» **Set exercise**
Set down the whole listing verbatim.

» **Supplied data**
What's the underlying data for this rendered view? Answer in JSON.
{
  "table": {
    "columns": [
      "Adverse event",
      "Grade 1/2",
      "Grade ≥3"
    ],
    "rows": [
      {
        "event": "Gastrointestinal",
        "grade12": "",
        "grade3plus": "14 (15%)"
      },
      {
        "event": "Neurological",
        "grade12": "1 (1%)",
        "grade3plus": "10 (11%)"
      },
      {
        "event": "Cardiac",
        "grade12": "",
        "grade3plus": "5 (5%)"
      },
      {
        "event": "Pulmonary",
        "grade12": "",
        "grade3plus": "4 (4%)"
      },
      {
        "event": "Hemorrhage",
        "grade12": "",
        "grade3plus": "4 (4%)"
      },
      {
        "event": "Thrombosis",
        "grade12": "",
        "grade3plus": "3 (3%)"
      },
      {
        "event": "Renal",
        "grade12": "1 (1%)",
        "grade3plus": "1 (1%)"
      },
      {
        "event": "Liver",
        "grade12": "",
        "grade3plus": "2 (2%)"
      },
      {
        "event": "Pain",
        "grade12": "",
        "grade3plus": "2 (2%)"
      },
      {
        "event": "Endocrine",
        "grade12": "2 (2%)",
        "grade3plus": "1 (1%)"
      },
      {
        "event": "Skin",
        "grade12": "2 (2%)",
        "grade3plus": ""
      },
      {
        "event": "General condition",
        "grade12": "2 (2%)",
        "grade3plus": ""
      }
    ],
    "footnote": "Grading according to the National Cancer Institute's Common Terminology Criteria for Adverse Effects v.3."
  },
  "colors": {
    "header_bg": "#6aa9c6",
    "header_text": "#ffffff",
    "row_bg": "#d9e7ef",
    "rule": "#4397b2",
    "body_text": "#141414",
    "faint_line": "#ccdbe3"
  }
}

» **Exercise response**
What's the underlying data for this rendered view? Answer in JSON.
{
  "table": {
    "columns": [
      "Adverse event",
      "Grade 1/2",
      "Grade ≥3"
    ],
    "rows": [
      {
        "event": "Gastrointestinal",
        "grade12": "",
        "grade3plus": "14 (15%)"
      },
      {
        "event": "Neurological",
        "grade12": "1 (1%)",
        "grade3plus": "10 (11%)"
      },
      {
        "event": "Cardiac",
        "grade12": "",
        "grade3plus": "5 (5%)"
      },
      {
        "event": "Pulmonary",
        "grade12": "",
        "grade3plus": "4 (4%)"
      },
      {
        "event": "Hemorrhage",
        "grade12": "",
        "grade3plus": "4 (4%)"
      },
      {
        "event": "Thrombosis",
        "grade12": "",
        "grade3plus": "3 (3%)"
      },
      {
        "event": "Renal",
        "grade12": "1 (1%)",
        "grade3plus": "1 (1%)"
      },
      {
        "event": "Liver",
        "grade12": "",
        "grade3plus": "2 (2%)"
      },
      {
        "event": "Pain",
        "grade12": "",
        "grade3plus": "2 (2%)"
      },
      {
        "event": "Endocrine",
        "grade12": "2 (2%)",
        "grade3plus": "1 (1%)"
      },
      {
        "event": "Skin",
        "grade12": "2 (2%)",
        "grade3plus": ""
      },
      {
        "event": "General condition",
        "grade12": "2 (2%)",
        "grade3plus": ""
      }
    ],
    "footnote": "Grading according to the National Cancer Institute's Common Terminology Criteria for Adverse Effects v.3."
  },
  "colors": {
    "header_bg": "#6aa9c6",
    "header_text": "#ffffff",
    "row_bg": "#d9e7ef",
    "rule": "#4397b2",
    "body_text": "#141414",
    "faint_line": "#ccdbe3"
  }
}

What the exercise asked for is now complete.